Return the entries below in their exact form, leaving the pictures out.

--- start Materials provided ---

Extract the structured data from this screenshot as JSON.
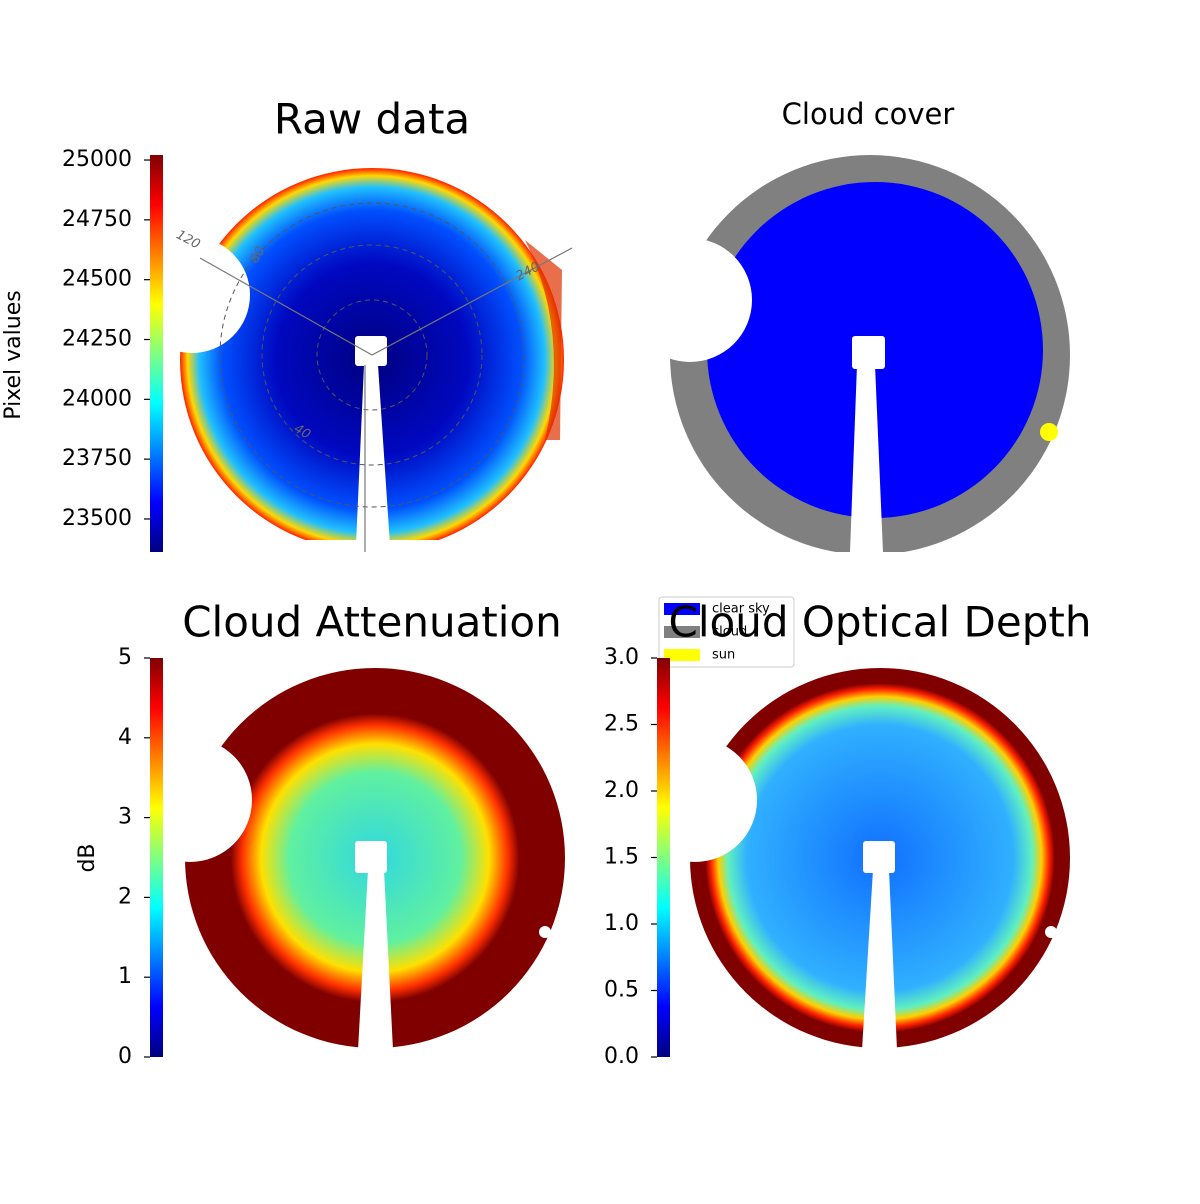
{
  "chart_data": [
    {
      "type": "image",
      "title": "Raw data",
      "colormap": "jet",
      "colorbar_label": "Pixel values",
      "ylim": [
        23362,
        25021
      ],
      "yticks": [
        23500,
        23750,
        24000,
        24250,
        24500,
        24750,
        25000
      ],
      "annotations": [
        "120",
        "80",
        "240",
        "40"
      ]
    },
    {
      "type": "image",
      "title": "Cloud cover",
      "legend": [
        {
          "name": "clear sky",
          "color": "#0000ff"
        },
        {
          "name": "cloud",
          "color": "#808080"
        },
        {
          "name": "sun",
          "color": "#ffff00"
        }
      ]
    },
    {
      "type": "image",
      "title": "Cloud Attenuation",
      "colormap": "jet",
      "colorbar_label": "dB",
      "ylim": [
        0,
        5
      ],
      "yticks": [
        0,
        1,
        2,
        3,
        4,
        5
      ]
    },
    {
      "type": "image",
      "title": "Cloud Optical Depth",
      "colormap": "jet",
      "ylim": [
        0,
        3
      ],
      "yticks": [
        {
          "value": 0,
          "label": "0.0"
        },
        0.5,
        {
          "value": 1,
          "label": "1.0"
        },
        1.5,
        {
          "value": 2,
          "label": "2.0"
        },
        2.5,
        {
          "value": 3,
          "label": "3.0"
        }
      ]
    }
  ]
}
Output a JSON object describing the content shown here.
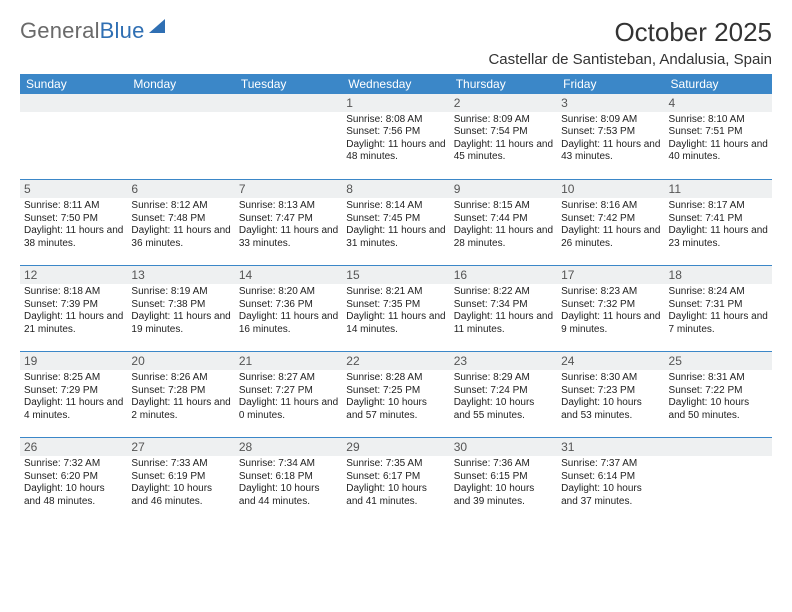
{
  "brand": {
    "part1": "General",
    "part2": "Blue"
  },
  "title": "October 2025",
  "location": "Castellar de Santisteban, Andalusia, Spain",
  "colors": {
    "header_bg": "#3b87c8",
    "header_fg": "#ffffff",
    "daynum_bg": "#eef0f1",
    "row_border": "#3b87c8",
    "brand_gray": "#6a6a6a",
    "brand_blue": "#2f6fb3"
  },
  "fonts": {
    "title_size_pt": 20,
    "location_size_pt": 12,
    "header_size_pt": 9,
    "cell_size_pt": 8
  },
  "weekdays": [
    "Sunday",
    "Monday",
    "Tuesday",
    "Wednesday",
    "Thursday",
    "Friday",
    "Saturday"
  ],
  "first_weekday_index": 3,
  "days": [
    {
      "n": 1,
      "sunrise": "8:08 AM",
      "sunset": "7:56 PM",
      "daylight": "11 hours and 48 minutes."
    },
    {
      "n": 2,
      "sunrise": "8:09 AM",
      "sunset": "7:54 PM",
      "daylight": "11 hours and 45 minutes."
    },
    {
      "n": 3,
      "sunrise": "8:09 AM",
      "sunset": "7:53 PM",
      "daylight": "11 hours and 43 minutes."
    },
    {
      "n": 4,
      "sunrise": "8:10 AM",
      "sunset": "7:51 PM",
      "daylight": "11 hours and 40 minutes."
    },
    {
      "n": 5,
      "sunrise": "8:11 AM",
      "sunset": "7:50 PM",
      "daylight": "11 hours and 38 minutes."
    },
    {
      "n": 6,
      "sunrise": "8:12 AM",
      "sunset": "7:48 PM",
      "daylight": "11 hours and 36 minutes."
    },
    {
      "n": 7,
      "sunrise": "8:13 AM",
      "sunset": "7:47 PM",
      "daylight": "11 hours and 33 minutes."
    },
    {
      "n": 8,
      "sunrise": "8:14 AM",
      "sunset": "7:45 PM",
      "daylight": "11 hours and 31 minutes."
    },
    {
      "n": 9,
      "sunrise": "8:15 AM",
      "sunset": "7:44 PM",
      "daylight": "11 hours and 28 minutes."
    },
    {
      "n": 10,
      "sunrise": "8:16 AM",
      "sunset": "7:42 PM",
      "daylight": "11 hours and 26 minutes."
    },
    {
      "n": 11,
      "sunrise": "8:17 AM",
      "sunset": "7:41 PM",
      "daylight": "11 hours and 23 minutes."
    },
    {
      "n": 12,
      "sunrise": "8:18 AM",
      "sunset": "7:39 PM",
      "daylight": "11 hours and 21 minutes."
    },
    {
      "n": 13,
      "sunrise": "8:19 AM",
      "sunset": "7:38 PM",
      "daylight": "11 hours and 19 minutes."
    },
    {
      "n": 14,
      "sunrise": "8:20 AM",
      "sunset": "7:36 PM",
      "daylight": "11 hours and 16 minutes."
    },
    {
      "n": 15,
      "sunrise": "8:21 AM",
      "sunset": "7:35 PM",
      "daylight": "11 hours and 14 minutes."
    },
    {
      "n": 16,
      "sunrise": "8:22 AM",
      "sunset": "7:34 PM",
      "daylight": "11 hours and 11 minutes."
    },
    {
      "n": 17,
      "sunrise": "8:23 AM",
      "sunset": "7:32 PM",
      "daylight": "11 hours and 9 minutes."
    },
    {
      "n": 18,
      "sunrise": "8:24 AM",
      "sunset": "7:31 PM",
      "daylight": "11 hours and 7 minutes."
    },
    {
      "n": 19,
      "sunrise": "8:25 AM",
      "sunset": "7:29 PM",
      "daylight": "11 hours and 4 minutes."
    },
    {
      "n": 20,
      "sunrise": "8:26 AM",
      "sunset": "7:28 PM",
      "daylight": "11 hours and 2 minutes."
    },
    {
      "n": 21,
      "sunrise": "8:27 AM",
      "sunset": "7:27 PM",
      "daylight": "11 hours and 0 minutes."
    },
    {
      "n": 22,
      "sunrise": "8:28 AM",
      "sunset": "7:25 PM",
      "daylight": "10 hours and 57 minutes."
    },
    {
      "n": 23,
      "sunrise": "8:29 AM",
      "sunset": "7:24 PM",
      "daylight": "10 hours and 55 minutes."
    },
    {
      "n": 24,
      "sunrise": "8:30 AM",
      "sunset": "7:23 PM",
      "daylight": "10 hours and 53 minutes."
    },
    {
      "n": 25,
      "sunrise": "8:31 AM",
      "sunset": "7:22 PM",
      "daylight": "10 hours and 50 minutes."
    },
    {
      "n": 26,
      "sunrise": "7:32 AM",
      "sunset": "6:20 PM",
      "daylight": "10 hours and 48 minutes."
    },
    {
      "n": 27,
      "sunrise": "7:33 AM",
      "sunset": "6:19 PM",
      "daylight": "10 hours and 46 minutes."
    },
    {
      "n": 28,
      "sunrise": "7:34 AM",
      "sunset": "6:18 PM",
      "daylight": "10 hours and 44 minutes."
    },
    {
      "n": 29,
      "sunrise": "7:35 AM",
      "sunset": "6:17 PM",
      "daylight": "10 hours and 41 minutes."
    },
    {
      "n": 30,
      "sunrise": "7:36 AM",
      "sunset": "6:15 PM",
      "daylight": "10 hours and 39 minutes."
    },
    {
      "n": 31,
      "sunrise": "7:37 AM",
      "sunset": "6:14 PM",
      "daylight": "10 hours and 37 minutes."
    }
  ],
  "labels": {
    "sunrise": "Sunrise:",
    "sunset": "Sunset:",
    "daylight": "Daylight:"
  }
}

--- end Materials provided ---

[The result]
Extract the structured data from this screenshot as JSON.
{
  "chart_data": [
    {
      "type": "image",
      "title": "Raw data",
      "colormap": "jet",
      "colorbar_label": "Pixel values",
      "ylim": [
        23362,
        25021
      ],
      "yticks": [
        23500,
        23750,
        24000,
        24250,
        24500,
        24750,
        25000
      ],
      "annotations": [
        "120",
        "80",
        "240",
        "40"
      ]
    },
    {
      "type": "image",
      "title": "Cloud cover",
      "legend": [
        {
          "name": "clear sky",
          "color": "#0000ff"
        },
        {
          "name": "cloud",
          "color": "#808080"
        },
        {
          "name": "sun",
          "color": "#ffff00"
        }
      ]
    },
    {
      "type": "image",
      "title": "Cloud Attenuation",
      "colormap": "jet",
      "colorbar_label": "dB",
      "ylim": [
        0,
        5
      ],
      "yticks": [
        0,
        1,
        2,
        3,
        4,
        5
      ]
    },
    {
      "type": "image",
      "title": "Cloud Optical Depth",
      "colormap": "jet",
      "ylim": [
        0,
        3
      ],
      "yticks": [
        {
          "value": 0,
          "label": "0.0"
        },
        0.5,
        {
          "value": 1,
          "label": "1.0"
        },
        1.5,
        {
          "value": 2,
          "label": "2.0"
        },
        2.5,
        {
          "value": 3,
          "label": "3.0"
        }
      ]
    }
  ]
}
Output a JSON object describing the content shown here.
{
  "brand": {
    "part1": "General",
    "part2": "Blue"
  },
  "title": "October 2025",
  "location": "Castellar de Santisteban, Andalusia, Spain",
  "colors": {
    "header_bg": "#3b87c8",
    "header_fg": "#ffffff",
    "daynum_bg": "#eef0f1",
    "row_border": "#3b87c8",
    "brand_gray": "#6a6a6a",
    "brand_blue": "#2f6fb3"
  },
  "fonts": {
    "title_size_pt": 20,
    "location_size_pt": 12,
    "header_size_pt": 9,
    "cell_size_pt": 8
  },
  "weekdays": [
    "Sunday",
    "Monday",
    "Tuesday",
    "Wednesday",
    "Thursday",
    "Friday",
    "Saturday"
  ],
  "first_weekday_index": 3,
  "days": [
    {
      "n": 1,
      "sunrise": "8:08 AM",
      "sunset": "7:56 PM",
      "daylight": "11 hours and 48 minutes."
    },
    {
      "n": 2,
      "sunrise": "8:09 AM",
      "sunset": "7:54 PM",
      "daylight": "11 hours and 45 minutes."
    },
    {
      "n": 3,
      "sunrise": "8:09 AM",
      "sunset": "7:53 PM",
      "daylight": "11 hours and 43 minutes."
    },
    {
      "n": 4,
      "sunrise": "8:10 AM",
      "sunset": "7:51 PM",
      "daylight": "11 hours and 40 minutes."
    },
    {
      "n": 5,
      "sunrise": "8:11 AM",
      "sunset": "7:50 PM",
      "daylight": "11 hours and 38 minutes."
    },
    {
      "n": 6,
      "sunrise": "8:12 AM",
      "sunset": "7:48 PM",
      "daylight": "11 hours and 36 minutes."
    },
    {
      "n": 7,
      "sunrise": "8:13 AM",
      "sunset": "7:47 PM",
      "daylight": "11 hours and 33 minutes."
    },
    {
      "n": 8,
      "sunrise": "8:14 AM",
      "sunset": "7:45 PM",
      "daylight": "11 hours and 31 minutes."
    },
    {
      "n": 9,
      "sunrise": "8:15 AM",
      "sunset": "7:44 PM",
      "daylight": "11 hours and 28 minutes."
    },
    {
      "n": 10,
      "sunrise": "8:16 AM",
      "sunset": "7:42 PM",
      "daylight": "11 hours and 26 minutes."
    },
    {
      "n": 11,
      "sunrise": "8:17 AM",
      "sunset": "7:41 PM",
      "daylight": "11 hours and 23 minutes."
    },
    {
      "n": 12,
      "sunrise": "8:18 AM",
      "sunset": "7:39 PM",
      "daylight": "11 hours and 21 minutes."
    },
    {
      "n": 13,
      "sunrise": "8:19 AM",
      "sunset": "7:38 PM",
      "daylight": "11 hours and 19 minutes."
    },
    {
      "n": 14,
      "sunrise": "8:20 AM",
      "sunset": "7:36 PM",
      "daylight": "11 hours and 16 minutes."
    },
    {
      "n": 15,
      "sunrise": "8:21 AM",
      "sunset": "7:35 PM",
      "daylight": "11 hours and 14 minutes."
    },
    {
      "n": 16,
      "sunrise": "8:22 AM",
      "sunset": "7:34 PM",
      "daylight": "11 hours and 11 minutes."
    },
    {
      "n": 17,
      "sunrise": "8:23 AM",
      "sunset": "7:32 PM",
      "daylight": "11 hours and 9 minutes."
    },
    {
      "n": 18,
      "sunrise": "8:24 AM",
      "sunset": "7:31 PM",
      "daylight": "11 hours and 7 minutes."
    },
    {
      "n": 19,
      "sunrise": "8:25 AM",
      "sunset": "7:29 PM",
      "daylight": "11 hours and 4 minutes."
    },
    {
      "n": 20,
      "sunrise": "8:26 AM",
      "sunset": "7:28 PM",
      "daylight": "11 hours and 2 minutes."
    },
    {
      "n": 21,
      "sunrise": "8:27 AM",
      "sunset": "7:27 PM",
      "daylight": "11 hours and 0 minutes."
    },
    {
      "n": 22,
      "sunrise": "8:28 AM",
      "sunset": "7:25 PM",
      "daylight": "10 hours and 57 minutes."
    },
    {
      "n": 23,
      "sunrise": "8:29 AM",
      "sunset": "7:24 PM",
      "daylight": "10 hours and 55 minutes."
    },
    {
      "n": 24,
      "sunrise": "8:30 AM",
      "sunset": "7:23 PM",
      "daylight": "10 hours and 53 minutes."
    },
    {
      "n": 25,
      "sunrise": "8:31 AM",
      "sunset": "7:22 PM",
      "daylight": "10 hours and 50 minutes."
    },
    {
      "n": 26,
      "sunrise": "7:32 AM",
      "sunset": "6:20 PM",
      "daylight": "10 hours and 48 minutes."
    },
    {
      "n": 27,
      "sunrise": "7:33 AM",
      "sunset": "6:19 PM",
      "daylight": "10 hours and 46 minutes."
    },
    {
      "n": 28,
      "sunrise": "7:34 AM",
      "sunset": "6:18 PM",
      "daylight": "10 hours and 44 minutes."
    },
    {
      "n": 29,
      "sunrise": "7:35 AM",
      "sunset": "6:17 PM",
      "daylight": "10 hours and 41 minutes."
    },
    {
      "n": 30,
      "sunrise": "7:36 AM",
      "sunset": "6:15 PM",
      "daylight": "10 hours and 39 minutes."
    },
    {
      "n": 31,
      "sunrise": "7:37 AM",
      "sunset": "6:14 PM",
      "daylight": "10 hours and 37 minutes."
    }
  ],
  "labels": {
    "sunrise": "Sunrise:",
    "sunset": "Sunset:",
    "daylight": "Daylight:"
  }
}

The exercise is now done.